**Written problem**
Give back the whole listing exactly as shown.

**Excerpted records**
+++

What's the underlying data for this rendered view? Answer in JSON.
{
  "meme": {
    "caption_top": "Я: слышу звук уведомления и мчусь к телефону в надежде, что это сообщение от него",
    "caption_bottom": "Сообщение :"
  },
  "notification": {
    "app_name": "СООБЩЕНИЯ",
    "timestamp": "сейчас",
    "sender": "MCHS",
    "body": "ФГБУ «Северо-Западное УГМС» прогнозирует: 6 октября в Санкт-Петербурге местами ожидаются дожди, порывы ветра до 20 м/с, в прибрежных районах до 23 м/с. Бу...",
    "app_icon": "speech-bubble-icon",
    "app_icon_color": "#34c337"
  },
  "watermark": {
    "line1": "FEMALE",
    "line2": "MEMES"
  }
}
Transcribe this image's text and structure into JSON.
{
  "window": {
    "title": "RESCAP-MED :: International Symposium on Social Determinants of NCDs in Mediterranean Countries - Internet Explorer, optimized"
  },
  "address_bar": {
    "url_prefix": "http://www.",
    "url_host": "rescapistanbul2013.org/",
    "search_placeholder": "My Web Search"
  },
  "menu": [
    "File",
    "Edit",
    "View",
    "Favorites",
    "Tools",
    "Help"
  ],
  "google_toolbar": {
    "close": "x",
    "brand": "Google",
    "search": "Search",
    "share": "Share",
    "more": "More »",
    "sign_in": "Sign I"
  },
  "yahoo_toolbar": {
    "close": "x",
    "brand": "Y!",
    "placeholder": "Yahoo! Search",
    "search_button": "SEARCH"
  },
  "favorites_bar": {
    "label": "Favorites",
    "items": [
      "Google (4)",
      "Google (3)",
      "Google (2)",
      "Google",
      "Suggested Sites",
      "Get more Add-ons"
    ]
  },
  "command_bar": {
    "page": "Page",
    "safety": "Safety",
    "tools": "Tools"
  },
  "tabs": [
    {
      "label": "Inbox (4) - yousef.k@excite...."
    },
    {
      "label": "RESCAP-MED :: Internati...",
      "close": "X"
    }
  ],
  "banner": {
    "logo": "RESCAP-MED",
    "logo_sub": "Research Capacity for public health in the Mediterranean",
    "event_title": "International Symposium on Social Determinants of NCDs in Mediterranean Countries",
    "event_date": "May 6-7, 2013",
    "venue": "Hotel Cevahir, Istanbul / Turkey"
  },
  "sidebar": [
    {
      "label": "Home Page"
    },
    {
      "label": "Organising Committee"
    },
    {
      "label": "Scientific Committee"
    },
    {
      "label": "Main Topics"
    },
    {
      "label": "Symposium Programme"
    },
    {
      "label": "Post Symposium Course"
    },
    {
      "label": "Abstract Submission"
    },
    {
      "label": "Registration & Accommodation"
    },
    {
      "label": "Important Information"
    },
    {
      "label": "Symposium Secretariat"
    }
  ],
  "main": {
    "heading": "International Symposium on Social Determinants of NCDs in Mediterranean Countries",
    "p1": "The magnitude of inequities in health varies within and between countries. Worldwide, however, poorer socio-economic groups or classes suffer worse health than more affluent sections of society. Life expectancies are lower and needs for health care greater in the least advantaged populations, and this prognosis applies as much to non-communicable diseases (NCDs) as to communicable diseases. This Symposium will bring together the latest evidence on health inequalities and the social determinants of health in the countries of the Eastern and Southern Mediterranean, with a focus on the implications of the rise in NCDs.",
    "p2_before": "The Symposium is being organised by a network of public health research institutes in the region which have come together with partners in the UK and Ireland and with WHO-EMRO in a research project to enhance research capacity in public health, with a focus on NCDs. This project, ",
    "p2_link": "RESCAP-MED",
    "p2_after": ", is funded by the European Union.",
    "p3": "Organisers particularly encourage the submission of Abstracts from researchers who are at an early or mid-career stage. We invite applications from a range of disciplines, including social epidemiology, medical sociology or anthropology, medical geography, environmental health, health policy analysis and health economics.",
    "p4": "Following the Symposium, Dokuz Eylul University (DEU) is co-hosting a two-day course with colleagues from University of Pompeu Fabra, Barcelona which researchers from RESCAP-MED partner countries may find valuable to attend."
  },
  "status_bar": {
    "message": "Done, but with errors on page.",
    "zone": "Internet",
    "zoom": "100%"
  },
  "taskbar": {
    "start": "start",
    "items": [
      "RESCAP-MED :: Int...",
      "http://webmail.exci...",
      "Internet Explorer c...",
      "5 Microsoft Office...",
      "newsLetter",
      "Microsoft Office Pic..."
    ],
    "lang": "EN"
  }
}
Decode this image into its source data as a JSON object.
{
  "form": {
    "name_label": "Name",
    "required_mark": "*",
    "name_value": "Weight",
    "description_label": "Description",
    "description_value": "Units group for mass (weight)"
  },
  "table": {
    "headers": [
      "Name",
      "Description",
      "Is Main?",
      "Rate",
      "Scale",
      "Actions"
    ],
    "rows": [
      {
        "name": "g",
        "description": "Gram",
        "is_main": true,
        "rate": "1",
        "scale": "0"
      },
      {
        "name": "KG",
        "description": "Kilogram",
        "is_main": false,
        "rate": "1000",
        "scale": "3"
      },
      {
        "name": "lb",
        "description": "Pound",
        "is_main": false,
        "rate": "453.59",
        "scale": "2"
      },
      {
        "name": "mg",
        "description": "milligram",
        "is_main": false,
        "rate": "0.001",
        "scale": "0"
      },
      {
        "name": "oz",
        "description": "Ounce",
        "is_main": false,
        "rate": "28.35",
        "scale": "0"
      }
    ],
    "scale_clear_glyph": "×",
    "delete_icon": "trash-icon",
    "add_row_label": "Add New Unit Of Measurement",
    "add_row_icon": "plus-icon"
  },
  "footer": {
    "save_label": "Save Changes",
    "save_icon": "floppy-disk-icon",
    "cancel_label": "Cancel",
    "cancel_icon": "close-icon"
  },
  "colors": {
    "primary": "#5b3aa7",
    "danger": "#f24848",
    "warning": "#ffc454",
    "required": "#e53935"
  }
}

+++

**Right answer**
What's the underlying data for this rendered view? Answer in JSON.
{
  "meme": {
    "caption_top": "Я: слышу звук уведомления и мчусь к телефону в надежде, что это сообщение от него",
    "caption_bottom": "Сообщение :"
  },
  "notification": {
    "app_name": "СООБЩЕНИЯ",
    "timestamp": "сейчас",
    "sender": "MCHS",
    "body": "ФГБУ «Северо-Западное УГМС» прогнозирует: 6 октября в Санкт-Петербурге местами ожидаются дожди, порывы ветра до 20 м/с, в прибрежных районах до 23 м/с. Бу...",
    "app_icon": "speech-bubble-icon",
    "app_icon_color": "#34c337"
  },
  "watermark": {
    "line1": "FEMALE",
    "line2": "MEMES"
  }
}
Transcribe this image's text and structure into JSON.
{
  "window": {
    "title": "RESCAP-MED :: International Symposium on Social Determinants of NCDs in Mediterranean Countries - Internet Explorer, optimized"
  },
  "address_bar": {
    "url_prefix": "http://www.",
    "url_host": "rescapistanbul2013.org/",
    "search_placeholder": "My Web Search"
  },
  "menu": [
    "File",
    "Edit",
    "View",
    "Favorites",
    "Tools",
    "Help"
  ],
  "google_toolbar": {
    "close": "x",
    "brand": "Google",
    "search": "Search",
    "share": "Share",
    "more": "More »",
    "sign_in": "Sign I"
  },
  "yahoo_toolbar": {
    "close": "x",
    "brand": "Y!",
    "placeholder": "Yahoo! Search",
    "search_button": "SEARCH"
  },
  "favorites_bar": {
    "label": "Favorites",
    "items": [
      "Google (4)",
      "Google (3)",
      "Google (2)",
      "Google",
      "Suggested Sites",
      "Get more Add-ons"
    ]
  },
  "command_bar": {
    "page": "Page",
    "safety": "Safety",
    "tools": "Tools"
  },
  "tabs": [
    {
      "label": "Inbox (4) - yousef.k@excite...."
    },
    {
      "label": "RESCAP-MED :: Internati...",
      "close": "X"
    }
  ],
  "banner": {
    "logo": "RESCAP-MED",
    "logo_sub": "Research Capacity for public health in the Mediterranean",
    "event_title": "International Symposium on Social Determinants of NCDs in Mediterranean Countries",
    "event_date": "May 6-7, 2013",
    "venue": "Hotel Cevahir, Istanbul / Turkey"
  },
  "sidebar": [
    {
      "label": "Home Page"
    },
    {
      "label": "Organising Committee"
    },
    {
      "label": "Scientific Committee"
    },
    {
      "label": "Main Topics"
    },
    {
      "label": "Symposium Programme"
    },
    {
      "label": "Post Symposium Course"
    },
    {
      "label": "Abstract Submission"
    },
    {
      "label": "Registration & Accommodation"
    },
    {
      "label": "Important Information"
    },
    {
      "label": "Symposium Secretariat"
    }
  ],
  "main": {
    "heading": "International Symposium on Social Determinants of NCDs in Mediterranean Countries",
    "p1": "The magnitude of inequities in health varies within and between countries. Worldwide, however, poorer socio-economic groups or classes suffer worse health than more affluent sections of society. Life expectancies are lower and needs for health care greater in the least advantaged populations, and this prognosis applies as much to non-communicable diseases (NCDs) as to communicable diseases. This Symposium will bring together the latest evidence on health inequalities and the social determinants of health in the countries of the Eastern and Southern Mediterranean, with a focus on the implications of the rise in NCDs.",
    "p2_before": "The Symposium is being organised by a network of public health research institutes in the region which have come together with partners in the UK and Ireland and with WHO-EMRO in a research project to enhance research capacity in public health, with a focus on NCDs. This project, ",
    "p2_link": "RESCAP-MED",
    "p2_after": ", is funded by the European Union.",
    "p3": "Organisers particularly encourage the submission of Abstracts from researchers who are at an early or mid-career stage. We invite applications from a range of disciplines, including social epidemiology, medical sociology or anthropology, medical geography, environmental health, health policy analysis and health economics.",
    "p4": "Following the Symposium, Dokuz Eylul University (DEU) is co-hosting a two-day course with colleagues from University of Pompeu Fabra, Barcelona which researchers from RESCAP-MED partner countries may find valuable to attend."
  },
  "status_bar": {
    "message": "Done, but with errors on page.",
    "zone": "Internet",
    "zoom": "100%"
  },
  "taskbar": {
    "start": "start",
    "items": [
      "RESCAP-MED :: Int...",
      "http://webmail.exci...",
      "Internet Explorer c...",
      "5 Microsoft Office...",
      "newsLetter",
      "Microsoft Office Pic..."
    ],
    "lang": "EN"
  }
}
Decode this image into its source data as a JSON object.
{
  "form": {
    "name_label": "Name",
    "required_mark": "*",
    "name_value": "Weight",
    "description_label": "Description",
    "description_value": "Units group for mass (weight)"
  },
  "table": {
    "headers": [
      "Name",
      "Description",
      "Is Main?",
      "Rate",
      "Scale",
      "Actions"
    ],
    "rows": [
      {
        "name": "g",
        "description": "Gram",
        "is_main": true,
        "rate": "1",
        "scale": "0"
      },
      {
        "name": "KG",
        "description": "Kilogram",
        "is_main": false,
        "rate": "1000",
        "scale": "3"
      },
      {
        "name": "lb",
        "description": "Pound",
        "is_main": false,
        "rate": "453.59",
        "scale": "2"
      },
      {
        "name": "mg",
        "description": "milligram",
        "is_main": false,
        "rate": "0.001",
        "scale": "0"
      },
      {
        "name": "oz",
        "description": "Ounce",
        "is_main": false,
        "rate": "28.35",
        "scale": "0"
      }
    ],
    "scale_clear_glyph": "×",
    "delete_icon": "trash-icon",
    "add_row_label": "Add New Unit Of Measurement",
    "add_row_icon": "plus-icon"
  },
  "footer": {
    "save_label": "Save Changes",
    "save_icon": "floppy-disk-icon",
    "cancel_label": "Cancel",
    "cancel_icon": "close-icon"
  },
  "colors": {
    "primary": "#5b3aa7",
    "danger": "#f24848",
    "warning": "#ffc454",
    "required": "#e53935"
  }
}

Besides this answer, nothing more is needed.